** START **

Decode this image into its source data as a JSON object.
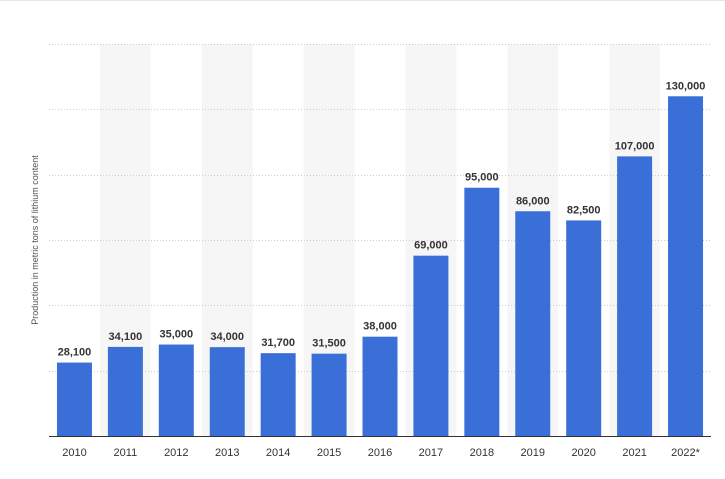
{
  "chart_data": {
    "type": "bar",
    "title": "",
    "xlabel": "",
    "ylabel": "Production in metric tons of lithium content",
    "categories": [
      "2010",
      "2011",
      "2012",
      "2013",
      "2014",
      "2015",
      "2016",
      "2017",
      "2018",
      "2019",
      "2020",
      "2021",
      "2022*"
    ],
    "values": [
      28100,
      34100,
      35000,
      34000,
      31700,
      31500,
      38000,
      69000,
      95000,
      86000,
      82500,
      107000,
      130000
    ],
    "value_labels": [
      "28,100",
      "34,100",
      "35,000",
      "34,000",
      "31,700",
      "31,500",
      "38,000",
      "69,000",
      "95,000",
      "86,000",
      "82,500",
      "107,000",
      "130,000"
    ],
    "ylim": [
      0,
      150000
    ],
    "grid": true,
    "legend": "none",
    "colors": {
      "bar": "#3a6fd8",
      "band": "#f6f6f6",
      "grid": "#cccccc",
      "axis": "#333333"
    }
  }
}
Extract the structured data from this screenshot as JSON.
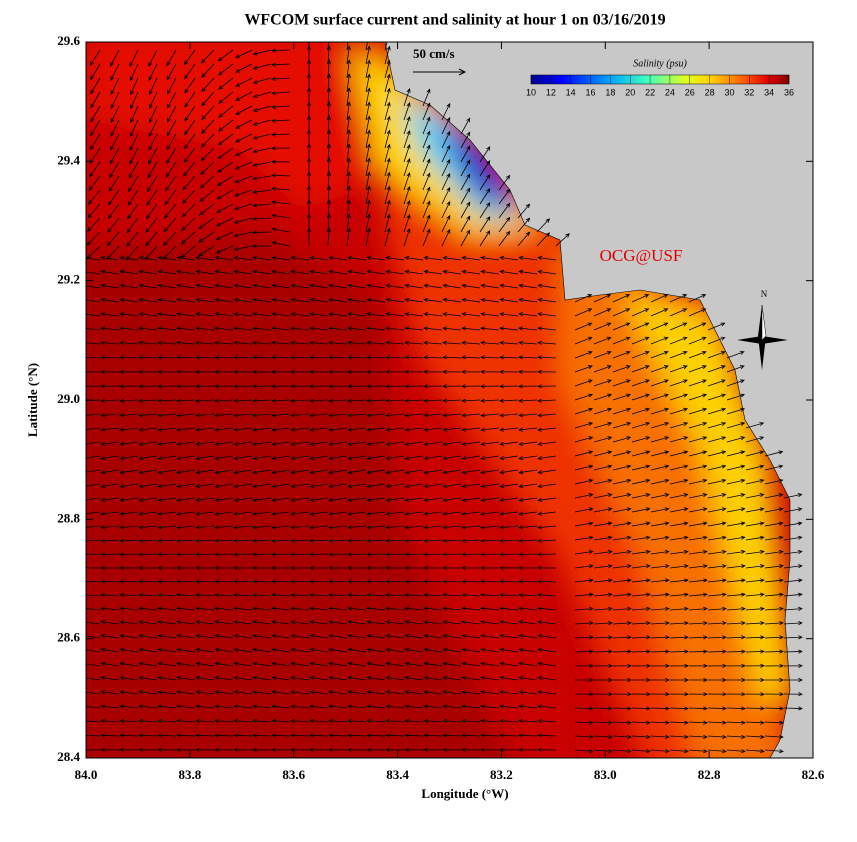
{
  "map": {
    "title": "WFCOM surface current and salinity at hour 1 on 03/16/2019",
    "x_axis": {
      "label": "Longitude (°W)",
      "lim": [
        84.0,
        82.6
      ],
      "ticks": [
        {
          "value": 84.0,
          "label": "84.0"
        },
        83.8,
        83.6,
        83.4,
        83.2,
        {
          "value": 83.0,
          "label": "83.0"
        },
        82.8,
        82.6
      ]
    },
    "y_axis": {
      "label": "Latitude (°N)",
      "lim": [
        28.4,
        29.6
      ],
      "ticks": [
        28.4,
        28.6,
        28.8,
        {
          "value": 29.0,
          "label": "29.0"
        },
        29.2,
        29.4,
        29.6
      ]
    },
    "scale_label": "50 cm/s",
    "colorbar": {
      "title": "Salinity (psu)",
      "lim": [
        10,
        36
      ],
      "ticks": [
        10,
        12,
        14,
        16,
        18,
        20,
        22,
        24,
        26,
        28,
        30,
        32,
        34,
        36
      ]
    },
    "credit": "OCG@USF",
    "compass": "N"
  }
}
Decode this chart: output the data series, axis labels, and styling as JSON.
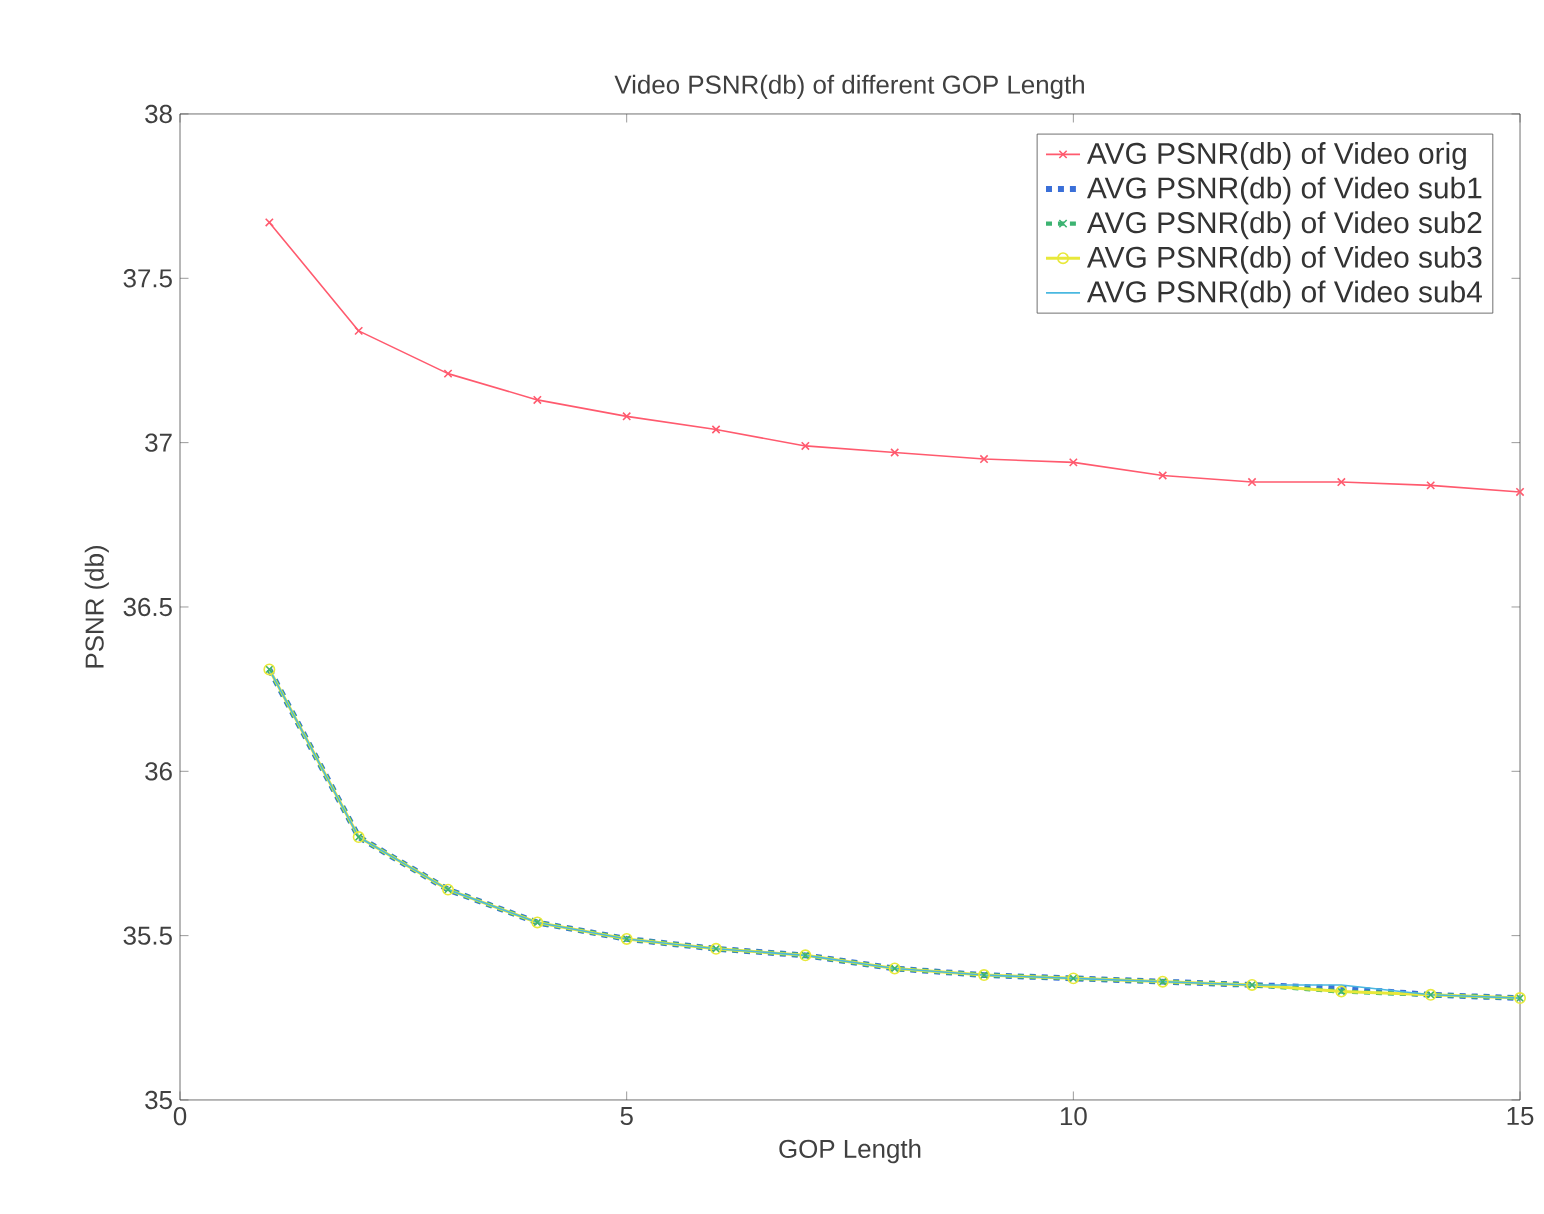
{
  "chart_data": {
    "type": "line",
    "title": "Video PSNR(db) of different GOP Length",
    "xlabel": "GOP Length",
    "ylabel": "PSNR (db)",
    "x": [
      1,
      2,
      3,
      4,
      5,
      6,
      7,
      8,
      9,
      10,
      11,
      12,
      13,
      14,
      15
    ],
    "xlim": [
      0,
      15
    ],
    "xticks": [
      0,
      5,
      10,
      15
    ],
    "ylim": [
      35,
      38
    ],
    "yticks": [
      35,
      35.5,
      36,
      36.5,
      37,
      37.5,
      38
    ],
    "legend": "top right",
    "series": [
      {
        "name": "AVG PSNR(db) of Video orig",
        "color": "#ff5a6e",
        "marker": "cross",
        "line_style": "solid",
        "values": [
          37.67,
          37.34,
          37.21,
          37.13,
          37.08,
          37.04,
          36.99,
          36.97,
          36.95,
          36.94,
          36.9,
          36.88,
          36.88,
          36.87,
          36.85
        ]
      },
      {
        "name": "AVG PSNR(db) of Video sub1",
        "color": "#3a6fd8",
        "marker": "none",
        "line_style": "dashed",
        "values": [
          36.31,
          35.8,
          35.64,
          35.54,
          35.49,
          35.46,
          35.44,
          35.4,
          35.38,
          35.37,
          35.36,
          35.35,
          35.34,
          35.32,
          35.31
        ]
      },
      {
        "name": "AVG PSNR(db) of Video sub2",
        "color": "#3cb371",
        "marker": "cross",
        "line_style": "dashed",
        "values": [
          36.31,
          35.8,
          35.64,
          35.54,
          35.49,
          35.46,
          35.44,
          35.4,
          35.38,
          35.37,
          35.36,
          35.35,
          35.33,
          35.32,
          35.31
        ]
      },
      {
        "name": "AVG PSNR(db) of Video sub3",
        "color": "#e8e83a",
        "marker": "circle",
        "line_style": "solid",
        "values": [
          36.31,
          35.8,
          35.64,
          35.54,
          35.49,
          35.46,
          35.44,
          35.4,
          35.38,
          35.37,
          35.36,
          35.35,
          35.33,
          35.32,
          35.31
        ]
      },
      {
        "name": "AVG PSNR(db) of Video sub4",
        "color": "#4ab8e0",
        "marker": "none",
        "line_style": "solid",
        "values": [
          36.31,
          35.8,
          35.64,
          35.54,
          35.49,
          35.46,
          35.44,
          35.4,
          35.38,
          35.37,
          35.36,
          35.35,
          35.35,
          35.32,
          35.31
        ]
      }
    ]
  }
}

** END **

◆ WORK TO BE COMPLETED ◆
Scan the listing above for the word "title" and show each line where it is found.

◆ RESPONSE TO THE EXERCISE ◆
    "title": "",
    "title": "WFCOM surface current and salinity at hour 1 on 03/16/2019",
      "title": "Salinity (psu)",
    "title": "Video PSNR(db) of different GOP Length",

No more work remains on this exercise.